DATASET ENTRIES:

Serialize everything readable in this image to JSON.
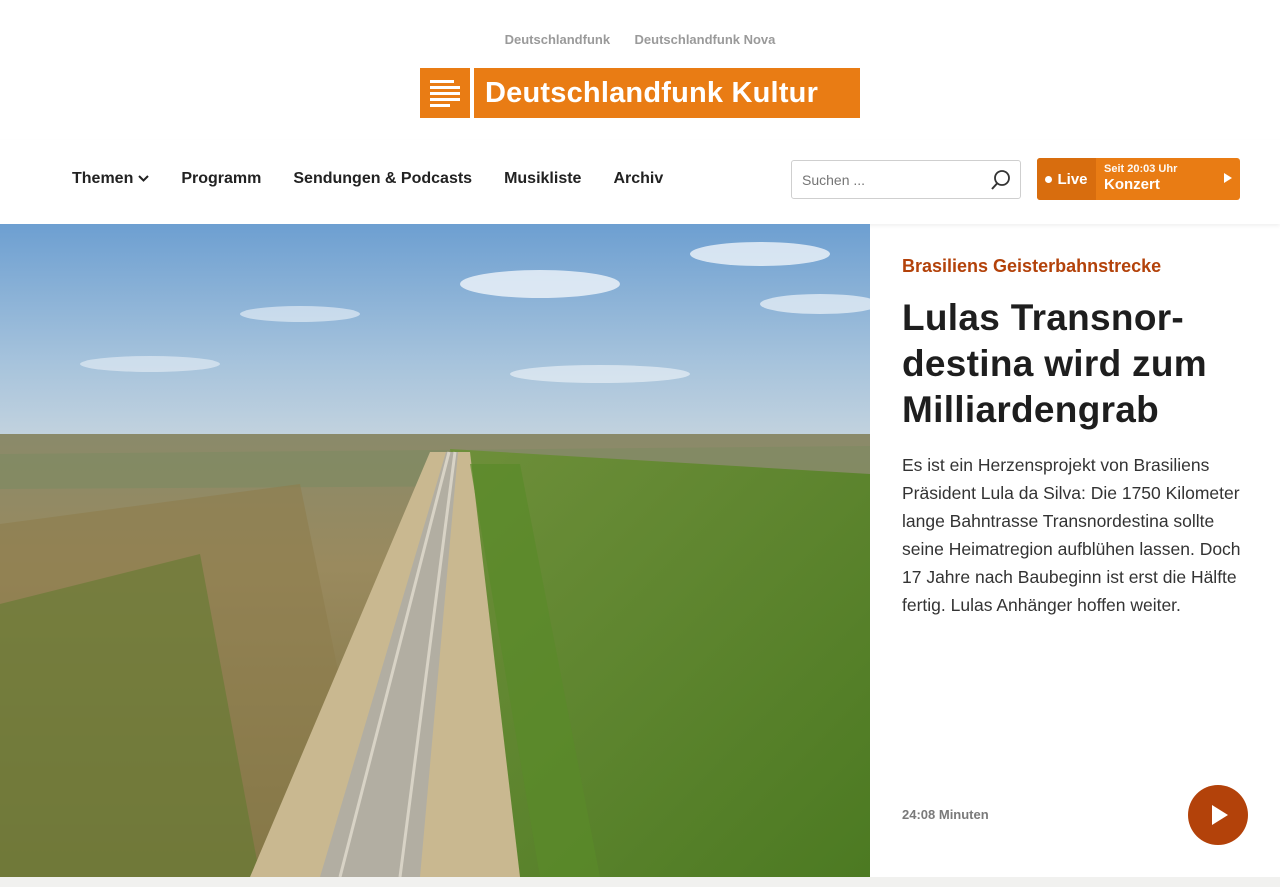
{
  "sister_sites": [
    "Deutschlandfunk",
    "Deutschlandfunk Nova"
  ],
  "logo": {
    "text": "Deutschlandfunk Kultur",
    "color": "#e97c14"
  },
  "nav": {
    "items": [
      {
        "label": "Themen",
        "has_dropdown": true
      },
      {
        "label": "Programm"
      },
      {
        "label": "Sendungen & Podcasts"
      },
      {
        "label": "Musikliste"
      },
      {
        "label": "Archiv"
      }
    ]
  },
  "search": {
    "placeholder": "Suchen ..."
  },
  "live": {
    "tag": "Live",
    "since": "Seit 20:03 Uhr",
    "show": "Konzert"
  },
  "hero": {
    "kicker": "Brasiliens Geisterbahnstrecke",
    "headline": "Lulas Transnor-destina wird zum Milliardengrab",
    "teaser": "Es ist ein Herzensprojekt von Brasiliens Präsident Lula da Silva: Die 1750 Kilometer lange Bahntrasse Transnordestina sollte seine Heimatregion aufblühen lassen. Doch 17 Jahre nach Baubeginn ist erst die Hälfte fertig. Lulas Anhänger hoffen weiter.",
    "duration": "24:08 Minuten",
    "accent_color": "#b3420a"
  }
}
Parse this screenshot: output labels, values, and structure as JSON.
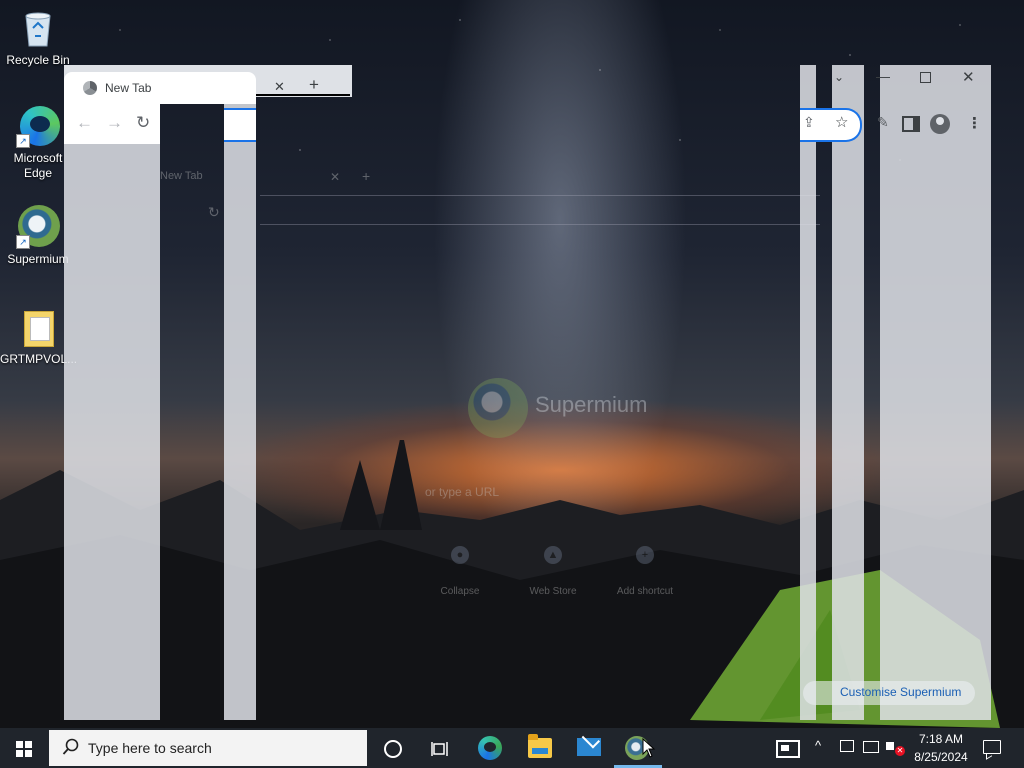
{
  "desktop": {
    "icons": [
      {
        "label": "Recycle Bin",
        "icon": "recycle-bin-icon"
      },
      {
        "label": "Microsoft Edge",
        "icon": "edge-icon",
        "shortcut": true
      },
      {
        "label": "Supermium",
        "icon": "supermium-icon",
        "shortcut": true
      },
      {
        "label": "GRTMPVOL...",
        "icon": "folder-icon"
      }
    ]
  },
  "browser": {
    "tab_title": "New Tab",
    "brand_name": "Supermium",
    "search_placeholder": "or type a URL",
    "shortcuts": [
      {
        "label": "Collapse",
        "icon": "shortcut-icon"
      },
      {
        "label": "Web Store",
        "icon": "web-store-icon"
      },
      {
        "label": "Add shortcut",
        "icon": "plus-icon"
      }
    ],
    "customise_label": "Customise Supermium",
    "accent_color": "#1a73e8"
  },
  "taskbar": {
    "search_placeholder": "Type here to search",
    "apps": [
      "cortana-icon",
      "task-view-icon",
      "edge-icon",
      "file-explorer-icon",
      "mail-icon",
      "supermium-icon"
    ],
    "active_app": "supermium-icon",
    "time": "7:18 AM",
    "date": "8/25/2024"
  }
}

TASK: Make an exact copy of all the material, but keep the pictures out of it.

RESPONSE FOR THIS EXERCISE:
Serialize everything readable in this image to JSON.
{
  "sister_sites": [
    "Deutschlandfunk",
    "Deutschlandfunk Nova"
  ],
  "logo": {
    "text": "Deutschlandfunk Kultur",
    "color": "#e97c14"
  },
  "nav": {
    "items": [
      {
        "label": "Themen",
        "has_dropdown": true
      },
      {
        "label": "Programm"
      },
      {
        "label": "Sendungen & Podcasts"
      },
      {
        "label": "Musikliste"
      },
      {
        "label": "Archiv"
      }
    ]
  },
  "search": {
    "placeholder": "Suchen ..."
  },
  "live": {
    "tag": "Live",
    "since": "Seit 20:03 Uhr",
    "show": "Konzert"
  },
  "hero": {
    "kicker": "Brasiliens Geisterbahnstrecke",
    "headline": "Lulas Transnor-destina wird zum Milliardengrab",
    "teaser": "Es ist ein Herzensprojekt von Brasiliens Präsident Lula da Silva: Die 1750 Kilometer lange Bahntrasse Transnordestina sollte seine Heimatregion aufblühen lassen. Doch 17 Jahre nach Baubeginn ist erst die Hälfte fertig. Lulas Anhänger hoffen weiter.",
    "duration": "24:08 Minuten",
    "accent_color": "#b3420a"
  }
}
Parse this screenshot: output labels, values, and structure as JSON.
{
  "desktop": {
    "icons": [
      {
        "label": "Recycle Bin",
        "icon": "recycle-bin-icon"
      },
      {
        "label": "Microsoft Edge",
        "icon": "edge-icon",
        "shortcut": true
      },
      {
        "label": "Supermium",
        "icon": "supermium-icon",
        "shortcut": true
      },
      {
        "label": "GRTMPVOL...",
        "icon": "folder-icon"
      }
    ]
  },
  "browser": {
    "tab_title": "New Tab",
    "brand_name": "Supermium",
    "search_placeholder": "or type a URL",
    "shortcuts": [
      {
        "label": "Collapse",
        "icon": "shortcut-icon"
      },
      {
        "label": "Web Store",
        "icon": "web-store-icon"
      },
      {
        "label": "Add shortcut",
        "icon": "plus-icon"
      }
    ],
    "customise_label": "Customise Supermium",
    "accent_color": "#1a73e8"
  },
  "taskbar": {
    "search_placeholder": "Type here to search",
    "apps": [
      "cortana-icon",
      "task-view-icon",
      "edge-icon",
      "file-explorer-icon",
      "mail-icon",
      "supermium-icon"
    ],
    "active_app": "supermium-icon",
    "time": "7:18 AM",
    "date": "8/25/2024"
  }
}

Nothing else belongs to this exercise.